### Text block
-- START --
# Drawer front new project



## Mike1950 (Mar 7, 2012)

Well I hope this does not post twice cause the first time did not work. Somebody mentioned the piece of wood in sanding station the other day and here it is in altered form. Favorite part of project is these drawer fronts- when they are resawn it is like the sawyers opening up a log but in minature form. I will post more pics as project is completed. Dark walnut maple and light walnut.


----------



## Kenbo (Mar 7, 2012)

Wow, now that is a gorgeous chunk of tree Mike. I love it. That frame really sets it off as well. Nice work.


----------



## Kevin (Mar 7, 2012)

mike1950 said:


> ...- when they are resawn it is like the sawyers opening up a log but in minature form...



Mike, if you ever get this far south you and your missus are welcome here anytime. A good man like you deserves to experience the full monty. I will load any and all logs on my your sawmill while you are here and you will open them all up yourself.
-- END --
### Data entries
-- START --
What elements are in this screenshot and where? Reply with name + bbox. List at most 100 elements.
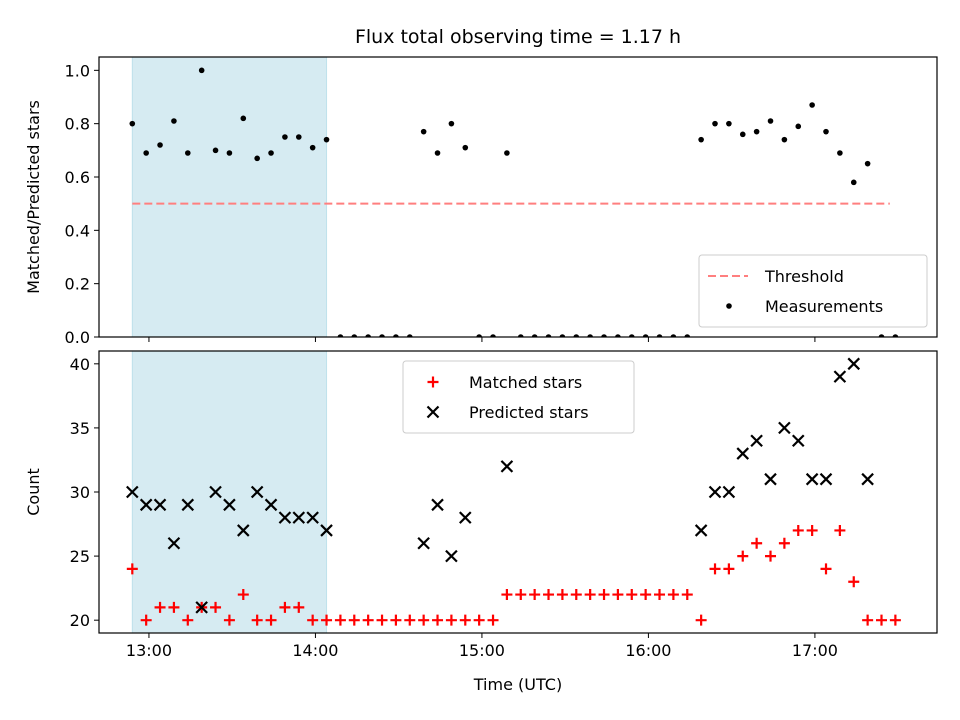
measurement-point bbox=[781, 136, 788, 143]
matched-star-point bbox=[279, 601, 291, 613]
measurement-point bbox=[309, 144, 316, 151]
predicted-star-point bbox=[805, 472, 819, 486]
matched-star-point bbox=[210, 601, 222, 613]
matched-star-point bbox=[473, 614, 485, 626]
y-tick-label: 35 bbox=[70, 419, 90, 438]
measurement-point bbox=[393, 334, 399, 337]
measurement-point bbox=[198, 67, 205, 74]
measurement-point bbox=[795, 123, 802, 130]
matched-star-point bbox=[168, 601, 180, 613]
measurement-point bbox=[420, 128, 427, 135]
measurement-point bbox=[504, 150, 510, 156]
measurement-point bbox=[171, 118, 177, 124]
matched-star-point bbox=[362, 614, 374, 626]
measurement-point bbox=[129, 120, 136, 127]
predicted-star-point bbox=[459, 511, 472, 524]
predicted-star-point bbox=[167, 536, 181, 550]
matched-star-point bbox=[445, 614, 457, 626]
y-tick-label: 20 bbox=[70, 611, 90, 630]
measurement-point bbox=[365, 334, 371, 337]
measurement-point bbox=[379, 334, 385, 337]
measurement-point bbox=[850, 179, 857, 186]
data-layer bbox=[129, 67, 899, 337]
measurement-point bbox=[684, 334, 691, 337]
y-tick-label: 30 bbox=[70, 483, 90, 502]
matched-star-point bbox=[695, 614, 707, 626]
y-tick-label: 0.6 bbox=[65, 168, 90, 187]
measurement-point bbox=[628, 334, 635, 337]
measurement-point bbox=[559, 334, 566, 337]
y-tick-label: 1.0 bbox=[65, 61, 90, 80]
matched-star-point bbox=[737, 550, 749, 562]
measurement-point bbox=[351, 334, 358, 337]
matched-star-point bbox=[889, 614, 901, 626]
matched-star-point bbox=[182, 614, 194, 626]
legend-measurement-swatch bbox=[726, 303, 732, 309]
predicted-star-point bbox=[250, 485, 264, 499]
measurement-point bbox=[462, 144, 469, 151]
matched-star-point bbox=[432, 614, 444, 626]
measurement-point bbox=[642, 334, 649, 337]
measurement-point bbox=[712, 120, 718, 127]
predicted-star-point bbox=[320, 524, 333, 537]
legend-label: Threshold bbox=[764, 267, 844, 286]
predicted-star-point bbox=[750, 434, 763, 448]
chart-title: Flux total observing time = 1.17 h bbox=[355, 26, 681, 48]
matched-star-point bbox=[543, 589, 555, 601]
legend-label: Predicted stars bbox=[469, 403, 589, 422]
measurement-point bbox=[531, 334, 538, 337]
predicted-star-point bbox=[223, 498, 236, 512]
matched-star-point bbox=[834, 524, 846, 536]
matched-star-point bbox=[876, 614, 888, 626]
predicted-star-point bbox=[819, 472, 833, 486]
matched-star-point bbox=[598, 589, 610, 601]
measurement-point bbox=[448, 120, 455, 127]
predicted-star-point bbox=[431, 498, 444, 512]
measurement-point bbox=[295, 134, 302, 140]
measurement-point bbox=[184, 150, 191, 156]
measurement-point bbox=[753, 128, 760, 135]
matched-star-point bbox=[348, 614, 360, 626]
data-layer bbox=[126, 357, 901, 626]
measurement-point bbox=[698, 136, 704, 143]
predicted-star-point bbox=[126, 485, 139, 499]
legend-matched-swatch bbox=[427, 376, 439, 388]
predicted-star-point bbox=[264, 498, 278, 512]
matched-star-point bbox=[862, 614, 874, 626]
measurement-point bbox=[476, 334, 482, 337]
predicted-star-point bbox=[237, 524, 250, 537]
predicted-star-point bbox=[694, 524, 708, 537]
matched-star-point bbox=[307, 614, 319, 626]
measurement-point bbox=[143, 150, 149, 156]
measurement-point bbox=[517, 334, 524, 337]
shaded-span bbox=[131, 350, 328, 634]
matched-star-point bbox=[654, 589, 666, 601]
matched-star-point bbox=[723, 563, 735, 575]
measurement-point bbox=[490, 334, 496, 337]
x-tick-label: 14:00 bbox=[292, 641, 338, 660]
matched-star-point bbox=[334, 614, 346, 626]
predicted-star-point bbox=[292, 511, 306, 524]
measurement-point bbox=[656, 334, 663, 337]
matched-star-point bbox=[501, 589, 513, 601]
matched-star-point bbox=[820, 563, 832, 575]
legend-predicted-swatch bbox=[426, 405, 440, 419]
matched-star-point bbox=[223, 614, 235, 626]
predicted-star-point bbox=[833, 370, 847, 383]
shaded-span bbox=[131, 56, 328, 338]
measurement-point bbox=[268, 150, 274, 156]
measurement-point bbox=[323, 136, 330, 143]
measurement-point bbox=[157, 142, 163, 148]
panel-frame bbox=[98, 56, 938, 338]
matched-star-point bbox=[237, 589, 249, 601]
legend: Matched stars Predicted stars bbox=[402, 360, 635, 434]
matched-star-point bbox=[418, 614, 430, 626]
measurement-point bbox=[670, 334, 677, 337]
matched-star-point bbox=[376, 614, 388, 626]
measurement-point bbox=[601, 334, 607, 337]
measurement-point bbox=[615, 334, 621, 337]
y-tick-label: 40 bbox=[70, 355, 90, 374]
y-tick-label: 0.2 bbox=[65, 275, 90, 294]
measurement-point bbox=[282, 134, 288, 140]
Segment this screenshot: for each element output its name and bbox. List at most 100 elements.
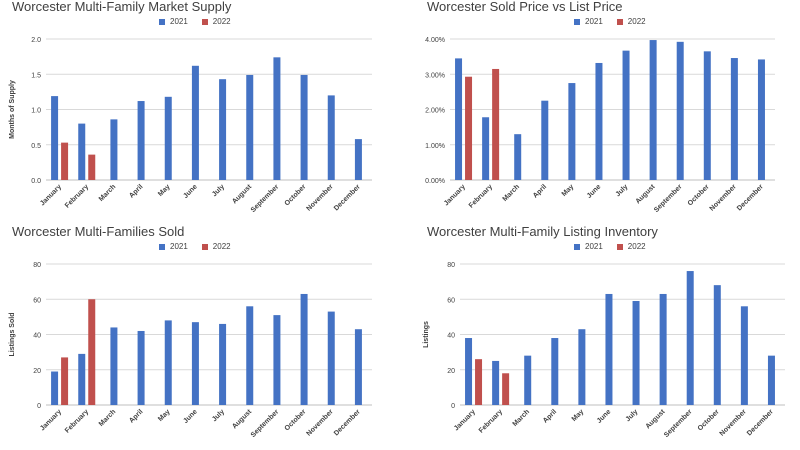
y-axis-label: Months of Supply — [9, 80, 16, 139]
x-tick-label: March — [98, 183, 118, 203]
y-tick-label: 0 — [37, 403, 41, 410]
x-tick-label: May — [157, 183, 172, 198]
y-tick-label: 3.00% — [425, 72, 445, 79]
legend-swatch-2022 — [201, 18, 208, 25]
y-tick-label: 40 — [33, 333, 41, 340]
legend-label-2021: 2021 — [170, 242, 188, 251]
bar-2021-february — [492, 360, 500, 405]
bar-2021-january — [51, 96, 59, 180]
legend-swatch-2021 — [159, 18, 165, 25]
x-tick-label: October — [697, 408, 721, 432]
sold-vs-list-chart: 0.00% 1.00% 2.00% 3.00% 4.00% January February… — [425, 37, 775, 214]
bar-2021-november — [730, 58, 738, 180]
bar-2021-june — [605, 293, 613, 405]
x-tick-label: March — [98, 408, 118, 428]
bar-2021-november — [740, 306, 748, 405]
bar-2021-june — [191, 65, 199, 180]
x-tick-label: July — [211, 183, 226, 198]
x-tick-label: April — [128, 183, 144, 199]
x-tick-label: June — [586, 183, 603, 200]
x-tick-label: July — [615, 183, 630, 198]
x-tick-label: December — [333, 183, 362, 212]
bar-2021-july — [219, 323, 227, 405]
x-tick-label: November — [306, 183, 335, 212]
x-tick-label: August — [635, 183, 657, 205]
x-tick-label: April — [542, 408, 558, 424]
bar-2021-may — [578, 329, 586, 405]
bar-2022-february — [88, 299, 96, 405]
x-tick-label: July — [211, 408, 226, 423]
bar-2021-august — [659, 293, 667, 405]
x-tick-label: June — [182, 183, 199, 200]
bar-2021-february — [78, 123, 86, 180]
bar-2021-april — [551, 338, 559, 405]
x-tick-label: October — [687, 183, 711, 207]
x-tick-label: July — [625, 408, 640, 423]
bar-2021-december — [757, 59, 765, 180]
x-tick-label: February — [64, 183, 90, 209]
chart-legend: 2021 2022 — [574, 242, 646, 251]
bar-2021-february — [78, 353, 86, 405]
legend-item-2022: 2022 — [201, 242, 231, 251]
bar-2021-july — [632, 301, 640, 405]
x-tick-label: December — [333, 408, 362, 437]
bar-2021-april — [137, 101, 145, 180]
chart-title: Worcester Sold Price vs List Price — [427, 0, 623, 14]
x-tick-label: December — [746, 408, 775, 437]
y-tick-label: 1.5 — [31, 72, 41, 79]
bar-2021-march — [110, 119, 118, 180]
bar-2021-november — [327, 95, 335, 180]
y-tick-label: 60 — [33, 297, 41, 304]
x-tick-label: March — [502, 183, 522, 203]
y-tick-label: 60 — [447, 297, 455, 304]
bar-2021-march — [514, 134, 522, 180]
bar-2021-february — [482, 117, 490, 180]
y-axis-label: Listings Sold — [9, 313, 16, 357]
y-tick-label: 0 — [451, 403, 455, 410]
bar-2021-january — [465, 338, 473, 405]
y-tick-label: 4.00% — [425, 37, 445, 44]
bar-2021-august — [649, 40, 657, 181]
legend-swatch-2022 — [616, 243, 623, 250]
x-tick-label: September — [250, 183, 281, 214]
multi-families-sold-chart: 0 20 40 60 80 Listings Sold January February Mar… — [9, 262, 372, 439]
bar-2021-january — [51, 371, 59, 405]
x-tick-label: February — [468, 183, 494, 209]
bar-2021-september — [676, 41, 684, 180]
bar-2022-january — [465, 76, 473, 180]
y-tick-label: 20 — [33, 368, 41, 375]
bar-2022-february — [502, 373, 510, 405]
bar-2021-october — [300, 293, 308, 405]
x-tick-label: February — [64, 408, 90, 434]
bar-2021-april — [137, 330, 145, 405]
chart-legend: 2021 2022 — [574, 17, 646, 26]
y-tick-label: 0.5 — [31, 143, 41, 150]
bar-2021-june — [191, 322, 199, 405]
chart-panel-sold-vs-list: Worcester Sold Price vs List Price 2021 … — [400, 0, 800, 225]
y-tick-label: 0.0 — [31, 178, 41, 185]
bar-2022-january — [475, 359, 483, 405]
x-tick-label: December — [736, 183, 765, 212]
bar-2021-september — [273, 57, 281, 180]
market-supply-chart: 0.0 0.5 1.0 1.5 2.0 Months of Supply January Fe… — [9, 37, 372, 214]
y-tick-label: 20 — [447, 368, 455, 375]
bar-2021-august — [246, 74, 254, 180]
bar-2021-november — [327, 311, 335, 405]
x-tick-label: September — [250, 408, 281, 439]
bar-2021-april — [541, 100, 549, 180]
x-tick-label: January — [443, 183, 467, 207]
x-tick-label: November — [719, 408, 748, 437]
chart-title: Worcester Multi-Family Listing Inventory — [427, 224, 658, 239]
y-tick-label: 0.00% — [425, 178, 445, 185]
y-tick-label: 1.0 — [31, 108, 41, 115]
legend-label-2021: 2021 — [585, 17, 603, 26]
bar-2021-july — [219, 79, 227, 180]
legend-item-2022: 2022 — [616, 17, 646, 26]
y-tick-label: 2.00% — [425, 108, 445, 115]
bar-2021-july — [622, 50, 630, 180]
x-tick-label: March — [512, 408, 532, 428]
bar-2021-may — [164, 96, 172, 180]
legend-label-2021: 2021 — [585, 242, 603, 251]
chart-title: Worcester Multi-Families Sold — [12, 224, 185, 239]
legend-swatch-2021 — [159, 243, 165, 250]
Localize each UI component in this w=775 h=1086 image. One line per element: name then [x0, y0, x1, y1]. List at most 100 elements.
-- END --
### Task requirements
A – Who are the users who post in the drawer front thread?
B – In the drawer front thread:
(i) What does Mike1950 call his favorite part of the project?
(ii) According to Kenbo, what really sets off the chunk of tree?
(iii) What does Kevin say Mike would do with the logs?

### Complete answers
A – Mike1950, Kenbo, Kevin

B –
(i) The drawer fronts.
(ii) The frame.
(iii) Open them all up himself.